Exact reproduction is required for all entries.

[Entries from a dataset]
<<<<

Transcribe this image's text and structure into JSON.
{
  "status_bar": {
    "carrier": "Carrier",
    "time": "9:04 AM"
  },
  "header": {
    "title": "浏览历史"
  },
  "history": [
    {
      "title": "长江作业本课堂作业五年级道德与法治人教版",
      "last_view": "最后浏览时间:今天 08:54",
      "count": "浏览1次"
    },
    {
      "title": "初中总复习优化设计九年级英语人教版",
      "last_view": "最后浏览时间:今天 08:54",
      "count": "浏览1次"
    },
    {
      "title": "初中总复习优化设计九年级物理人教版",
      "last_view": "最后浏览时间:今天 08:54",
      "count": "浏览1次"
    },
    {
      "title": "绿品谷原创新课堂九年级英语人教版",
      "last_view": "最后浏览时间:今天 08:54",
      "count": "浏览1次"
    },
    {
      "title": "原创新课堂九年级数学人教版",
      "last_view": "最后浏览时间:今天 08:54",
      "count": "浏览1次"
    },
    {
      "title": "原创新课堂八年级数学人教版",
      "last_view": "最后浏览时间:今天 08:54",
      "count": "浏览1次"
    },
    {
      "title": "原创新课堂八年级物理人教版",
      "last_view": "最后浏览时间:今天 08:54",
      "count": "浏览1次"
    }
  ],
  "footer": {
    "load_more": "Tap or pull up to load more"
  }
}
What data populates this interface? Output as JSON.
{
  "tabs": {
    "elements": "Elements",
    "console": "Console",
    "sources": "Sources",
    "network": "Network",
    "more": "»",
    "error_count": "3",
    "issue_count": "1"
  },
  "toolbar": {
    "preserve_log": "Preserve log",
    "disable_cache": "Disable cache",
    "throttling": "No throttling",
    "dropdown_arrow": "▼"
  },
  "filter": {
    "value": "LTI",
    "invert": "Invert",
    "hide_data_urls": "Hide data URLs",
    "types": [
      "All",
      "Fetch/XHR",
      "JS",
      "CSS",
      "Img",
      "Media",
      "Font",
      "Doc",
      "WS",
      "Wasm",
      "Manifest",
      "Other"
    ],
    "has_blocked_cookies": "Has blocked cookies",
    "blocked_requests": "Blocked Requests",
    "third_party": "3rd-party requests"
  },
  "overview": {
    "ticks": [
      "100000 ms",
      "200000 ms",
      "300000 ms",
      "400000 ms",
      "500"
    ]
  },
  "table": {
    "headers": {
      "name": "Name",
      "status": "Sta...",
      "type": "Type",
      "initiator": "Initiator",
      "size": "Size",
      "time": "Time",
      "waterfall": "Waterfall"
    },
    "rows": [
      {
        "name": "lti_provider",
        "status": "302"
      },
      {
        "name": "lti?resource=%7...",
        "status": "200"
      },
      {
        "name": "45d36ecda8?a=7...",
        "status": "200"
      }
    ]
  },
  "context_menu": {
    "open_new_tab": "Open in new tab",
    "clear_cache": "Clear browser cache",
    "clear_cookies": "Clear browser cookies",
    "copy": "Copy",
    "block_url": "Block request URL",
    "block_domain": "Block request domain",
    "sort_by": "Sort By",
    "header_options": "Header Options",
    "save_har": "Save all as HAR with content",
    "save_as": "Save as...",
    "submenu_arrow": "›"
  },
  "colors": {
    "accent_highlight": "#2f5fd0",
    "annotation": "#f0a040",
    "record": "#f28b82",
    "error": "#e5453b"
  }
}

>>>>

Correct output -
Transcribe this image's text and structure into JSON.
{
  "status_bar": {
    "carrier": "Carrier",
    "time": "9:04 AM"
  },
  "header": {
    "title": "浏览历史"
  },
  "history": [
    {
      "title": "长江作业本课堂作业五年级道德与法治人教版",
      "last_view": "最后浏览时间:今天 08:54",
      "count": "浏览1次"
    },
    {
      "title": "初中总复习优化设计九年级英语人教版",
      "last_view": "最后浏览时间:今天 08:54",
      "count": "浏览1次"
    },
    {
      "title": "初中总复习优化设计九年级物理人教版",
      "last_view": "最后浏览时间:今天 08:54",
      "count": "浏览1次"
    },
    {
      "title": "绿品谷原创新课堂九年级英语人教版",
      "last_view": "最后浏览时间:今天 08:54",
      "count": "浏览1次"
    },
    {
      "title": "原创新课堂九年级数学人教版",
      "last_view": "最后浏览时间:今天 08:54",
      "count": "浏览1次"
    },
    {
      "title": "原创新课堂八年级数学人教版",
      "last_view": "最后浏览时间:今天 08:54",
      "count": "浏览1次"
    },
    {
      "title": "原创新课堂八年级物理人教版",
      "last_view": "最后浏览时间:今天 08:54",
      "count": "浏览1次"
    }
  ],
  "footer": {
    "load_more": "Tap or pull up to load more"
  }
}
What data populates this interface? Output as JSON.
{
  "tabs": {
    "elements": "Elements",
    "console": "Console",
    "sources": "Sources",
    "network": "Network",
    "more": "»",
    "error_count": "3",
    "issue_count": "1"
  },
  "toolbar": {
    "preserve_log": "Preserve log",
    "disable_cache": "Disable cache",
    "throttling": "No throttling",
    "dropdown_arrow": "▼"
  },
  "filter": {
    "value": "LTI",
    "invert": "Invert",
    "hide_data_urls": "Hide data URLs",
    "types": [
      "All",
      "Fetch/XHR",
      "JS",
      "CSS",
      "Img",
      "Media",
      "Font",
      "Doc",
      "WS",
      "Wasm",
      "Manifest",
      "Other"
    ],
    "has_blocked_cookies": "Has blocked cookies",
    "blocked_requests": "Blocked Requests",
    "third_party": "3rd-party requests"
  },
  "overview": {
    "ticks": [
      "100000 ms",
      "200000 ms",
      "300000 ms",
      "400000 ms",
      "500"
    ]
  },
  "table": {
    "headers": {
      "name": "Name",
      "status": "Sta...",
      "type": "Type",
      "initiator": "Initiator",
      "size": "Size",
      "time": "Time",
      "waterfall": "Waterfall"
    },
    "rows": [
      {
        "name": "lti_provider",
        "status": "302"
      },
      {
        "name": "lti?resource=%7...",
        "status": "200"
      },
      {
        "name": "45d36ecda8?a=7...",
        "status": "200"
      }
    ]
  },
  "context_menu": {
    "open_new_tab": "Open in new tab",
    "clear_cache": "Clear browser cache",
    "clear_cookies": "Clear browser cookies",
    "copy": "Copy",
    "block_url": "Block request URL",
    "block_domain": "Block request domain",
    "sort_by": "Sort By",
    "header_options": "Header Options",
    "save_har": "Save all as HAR with content",
    "save_as": "Save as...",
    "submenu_arrow": "›"
  },
  "colors": {
    "accent_highlight": "#2f5fd0",
    "annotation": "#f0a040",
    "record": "#f28b82",
    "error": "#e5453b"
  }
}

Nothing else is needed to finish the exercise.